**What is needed**
Give the number of lines that contain the string "Random", and nothing else.

**Listed records**
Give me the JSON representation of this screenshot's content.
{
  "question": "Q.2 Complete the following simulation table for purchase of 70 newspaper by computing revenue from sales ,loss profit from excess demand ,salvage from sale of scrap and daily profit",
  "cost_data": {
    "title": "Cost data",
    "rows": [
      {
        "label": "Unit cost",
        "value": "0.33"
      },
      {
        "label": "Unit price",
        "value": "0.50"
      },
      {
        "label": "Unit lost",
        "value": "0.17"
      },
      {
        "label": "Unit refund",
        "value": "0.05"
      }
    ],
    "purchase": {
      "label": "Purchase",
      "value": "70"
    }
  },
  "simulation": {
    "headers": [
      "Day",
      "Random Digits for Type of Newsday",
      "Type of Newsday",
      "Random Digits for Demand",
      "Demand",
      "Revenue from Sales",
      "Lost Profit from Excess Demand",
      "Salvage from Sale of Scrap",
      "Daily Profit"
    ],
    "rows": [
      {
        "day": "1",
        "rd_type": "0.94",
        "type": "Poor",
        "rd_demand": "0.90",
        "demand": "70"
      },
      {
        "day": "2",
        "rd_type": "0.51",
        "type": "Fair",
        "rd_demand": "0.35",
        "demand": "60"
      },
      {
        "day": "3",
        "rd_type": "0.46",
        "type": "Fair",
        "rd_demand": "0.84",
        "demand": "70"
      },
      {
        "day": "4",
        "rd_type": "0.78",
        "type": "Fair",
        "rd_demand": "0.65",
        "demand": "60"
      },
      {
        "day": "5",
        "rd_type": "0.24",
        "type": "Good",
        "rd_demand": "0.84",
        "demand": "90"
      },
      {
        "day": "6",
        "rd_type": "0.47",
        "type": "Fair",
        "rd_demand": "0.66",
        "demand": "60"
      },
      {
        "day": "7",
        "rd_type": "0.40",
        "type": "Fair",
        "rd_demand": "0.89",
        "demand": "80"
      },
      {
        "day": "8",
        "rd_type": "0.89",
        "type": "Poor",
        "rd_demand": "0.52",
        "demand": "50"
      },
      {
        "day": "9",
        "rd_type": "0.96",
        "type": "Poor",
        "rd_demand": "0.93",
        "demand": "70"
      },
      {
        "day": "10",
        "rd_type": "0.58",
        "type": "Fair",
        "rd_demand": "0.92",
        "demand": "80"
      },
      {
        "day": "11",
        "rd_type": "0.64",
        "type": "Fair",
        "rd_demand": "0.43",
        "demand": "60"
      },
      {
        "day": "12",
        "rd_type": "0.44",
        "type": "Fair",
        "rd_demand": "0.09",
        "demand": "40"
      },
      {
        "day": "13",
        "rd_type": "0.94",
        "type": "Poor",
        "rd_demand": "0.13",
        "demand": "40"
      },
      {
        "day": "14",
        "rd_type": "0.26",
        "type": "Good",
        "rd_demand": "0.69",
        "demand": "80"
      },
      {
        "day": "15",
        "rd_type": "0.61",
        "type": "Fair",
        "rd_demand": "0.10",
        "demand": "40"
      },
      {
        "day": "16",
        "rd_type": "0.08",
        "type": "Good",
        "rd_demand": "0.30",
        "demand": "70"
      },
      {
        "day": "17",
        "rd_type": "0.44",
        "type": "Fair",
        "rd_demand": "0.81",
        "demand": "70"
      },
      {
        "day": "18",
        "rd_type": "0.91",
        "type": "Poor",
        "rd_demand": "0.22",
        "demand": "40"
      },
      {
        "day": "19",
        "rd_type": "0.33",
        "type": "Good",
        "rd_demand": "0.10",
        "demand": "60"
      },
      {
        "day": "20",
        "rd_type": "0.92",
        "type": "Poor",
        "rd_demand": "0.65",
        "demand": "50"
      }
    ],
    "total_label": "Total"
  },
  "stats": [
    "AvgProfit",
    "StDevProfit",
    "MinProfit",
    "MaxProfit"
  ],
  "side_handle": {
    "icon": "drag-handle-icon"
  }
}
--
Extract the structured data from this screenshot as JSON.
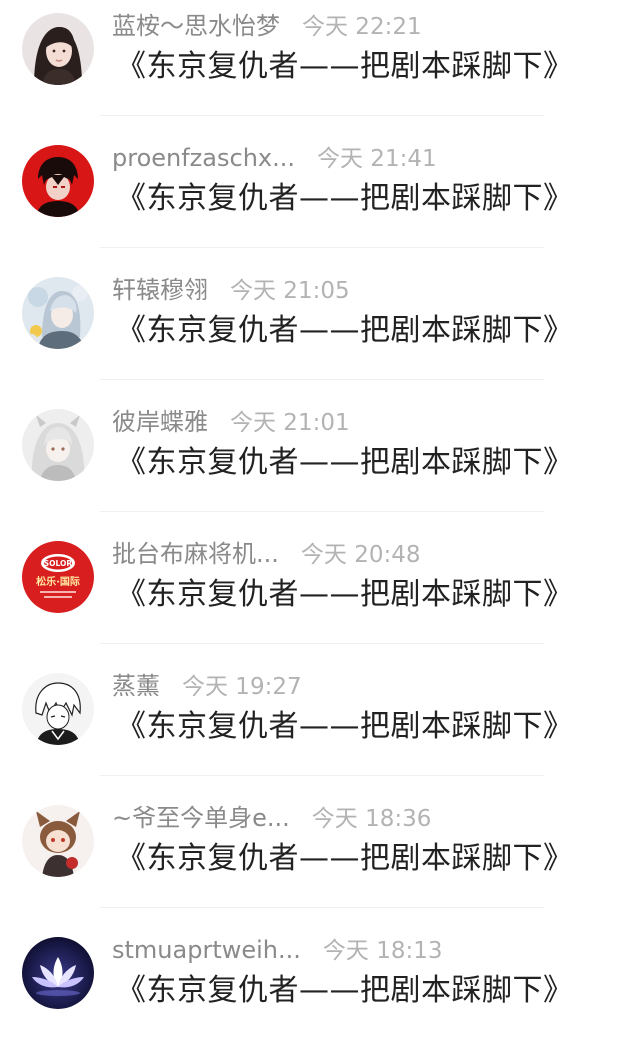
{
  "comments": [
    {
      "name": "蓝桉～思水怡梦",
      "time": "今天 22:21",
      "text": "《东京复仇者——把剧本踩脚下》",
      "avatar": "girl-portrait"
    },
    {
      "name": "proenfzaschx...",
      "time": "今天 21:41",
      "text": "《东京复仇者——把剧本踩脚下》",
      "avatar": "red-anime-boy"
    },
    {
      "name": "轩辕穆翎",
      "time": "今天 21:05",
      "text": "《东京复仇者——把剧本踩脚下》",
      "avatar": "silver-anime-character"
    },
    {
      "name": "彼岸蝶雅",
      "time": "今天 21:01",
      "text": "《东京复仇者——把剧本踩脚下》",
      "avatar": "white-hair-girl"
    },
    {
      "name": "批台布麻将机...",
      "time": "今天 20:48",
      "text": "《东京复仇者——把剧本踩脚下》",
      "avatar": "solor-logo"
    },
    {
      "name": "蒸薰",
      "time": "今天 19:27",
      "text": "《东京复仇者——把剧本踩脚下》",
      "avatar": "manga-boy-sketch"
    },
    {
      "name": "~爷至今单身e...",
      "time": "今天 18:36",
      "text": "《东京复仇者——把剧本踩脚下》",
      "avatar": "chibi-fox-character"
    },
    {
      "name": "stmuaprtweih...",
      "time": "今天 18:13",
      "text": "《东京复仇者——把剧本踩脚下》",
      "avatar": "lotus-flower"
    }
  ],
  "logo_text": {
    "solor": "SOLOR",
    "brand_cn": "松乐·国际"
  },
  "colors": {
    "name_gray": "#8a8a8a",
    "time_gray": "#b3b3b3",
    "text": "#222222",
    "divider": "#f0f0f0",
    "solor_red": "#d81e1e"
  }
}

**Correct answer**
2